[Structured figure records]
>>>

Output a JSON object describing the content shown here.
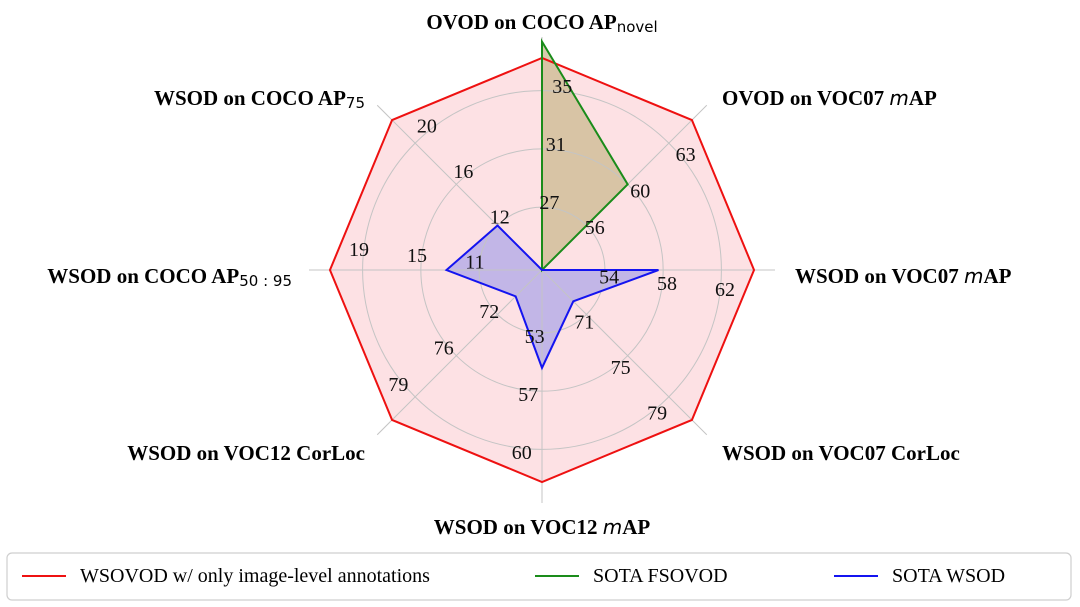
{
  "chart_data": {
    "type": "radar",
    "axes": [
      {
        "label": "OVOD on COCO AP",
        "sub": "novel",
        "ital": "",
        "suffix": "",
        "ticks": [
          "27",
          "31",
          "35"
        ]
      },
      {
        "label": "OVOD on VOC07 ",
        "sub": "",
        "ital": "m",
        "suffix": "AP",
        "ticks": [
          "56",
          "60",
          "63"
        ]
      },
      {
        "label": "WSOD on VOC07 ",
        "sub": "",
        "ital": "m",
        "suffix": "AP",
        "ticks": [
          "54",
          "58",
          "62"
        ]
      },
      {
        "label": "WSOD on VOC07 CorLoc",
        "sub": "",
        "ital": "",
        "suffix": "",
        "ticks": [
          "71",
          "75",
          "79"
        ]
      },
      {
        "label": "WSOD on VOC12 ",
        "sub": "",
        "ital": "m",
        "suffix": "AP",
        "ticks": [
          "53",
          "57",
          "60"
        ]
      },
      {
        "label": "WSOD on VOC12 CorLoc",
        "sub": "",
        "ital": "",
        "suffix": "",
        "ticks": [
          "72",
          "76",
          "79"
        ]
      },
      {
        "label": "WSOD on COCO AP",
        "sub": "50 : 95",
        "ital": "",
        "suffix": "",
        "ticks": [
          "11",
          "15",
          "19"
        ]
      },
      {
        "label": "WSOD on COCO AP",
        "sub": "75",
        "ital": "",
        "suffix": "",
        "ticks": [
          "12",
          "16",
          "20"
        ]
      }
    ],
    "rlim": [
      0,
      1
    ],
    "grid": true,
    "series": [
      {
        "name": "WSOVOD w/ only image-level annotations",
        "color": "#ee1111",
        "fill": "#fcd4d8",
        "values": [
          0.91,
          0.91,
          0.91,
          0.91,
          0.91,
          0.91,
          0.91,
          0.91
        ]
      },
      {
        "name": "SOTA FSOVOD",
        "color": "#1a8c1a",
        "fill": "#c8b88a",
        "values": [
          0.98,
          0.52,
          0.0,
          0.0,
          0.0,
          0.0,
          0.0,
          0.0
        ]
      },
      {
        "name": "SOTA WSOD",
        "color": "#1414f0",
        "fill": "#a8a4e8",
        "values": [
          0.0,
          0.0,
          0.5,
          0.19,
          0.42,
          0.16,
          0.41,
          0.27
        ]
      }
    ],
    "legend": "bottom"
  }
}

<<<

**What you need to do**
Make an exact copy of all entries above, dropping the images.

**Finished exercise**
Output a JSON object describing the content shown here.
{
  "chart_data": {
    "type": "radar",
    "axes": [
      {
        "label": "OVOD on COCO AP",
        "sub": "novel",
        "ital": "",
        "suffix": "",
        "ticks": [
          "27",
          "31",
          "35"
        ]
      },
      {
        "label": "OVOD on VOC07 ",
        "sub": "",
        "ital": "m",
        "suffix": "AP",
        "ticks": [
          "56",
          "60",
          "63"
        ]
      },
      {
        "label": "WSOD on VOC07 ",
        "sub": "",
        "ital": "m",
        "suffix": "AP",
        "ticks": [
          "54",
          "58",
          "62"
        ]
      },
      {
        "label": "WSOD on VOC07 CorLoc",
        "sub": "",
        "ital": "",
        "suffix": "",
        "ticks": [
          "71",
          "75",
          "79"
        ]
      },
      {
        "label": "WSOD on VOC12 ",
        "sub": "",
        "ital": "m",
        "suffix": "AP",
        "ticks": [
          "53",
          "57",
          "60"
        ]
      },
      {
        "label": "WSOD on VOC12 CorLoc",
        "sub": "",
        "ital": "",
        "suffix": "",
        "ticks": [
          "72",
          "76",
          "79"
        ]
      },
      {
        "label": "WSOD on COCO AP",
        "sub": "50 : 95",
        "ital": "",
        "suffix": "",
        "ticks": [
          "11",
          "15",
          "19"
        ]
      },
      {
        "label": "WSOD on COCO AP",
        "sub": "75",
        "ital": "",
        "suffix": "",
        "ticks": [
          "12",
          "16",
          "20"
        ]
      }
    ],
    "rlim": [
      0,
      1
    ],
    "grid": true,
    "series": [
      {
        "name": "WSOVOD w/ only image-level annotations",
        "color": "#ee1111",
        "fill": "#fcd4d8",
        "values": [
          0.91,
          0.91,
          0.91,
          0.91,
          0.91,
          0.91,
          0.91,
          0.91
        ]
      },
      {
        "name": "SOTA FSOVOD",
        "color": "#1a8c1a",
        "fill": "#c8b88a",
        "values": [
          0.98,
          0.52,
          0.0,
          0.0,
          0.0,
          0.0,
          0.0,
          0.0
        ]
      },
      {
        "name": "SOTA WSOD",
        "color": "#1414f0",
        "fill": "#a8a4e8",
        "values": [
          0.0,
          0.0,
          0.5,
          0.19,
          0.42,
          0.16,
          0.41,
          0.27
        ]
      }
    ],
    "legend": "bottom"
  }
}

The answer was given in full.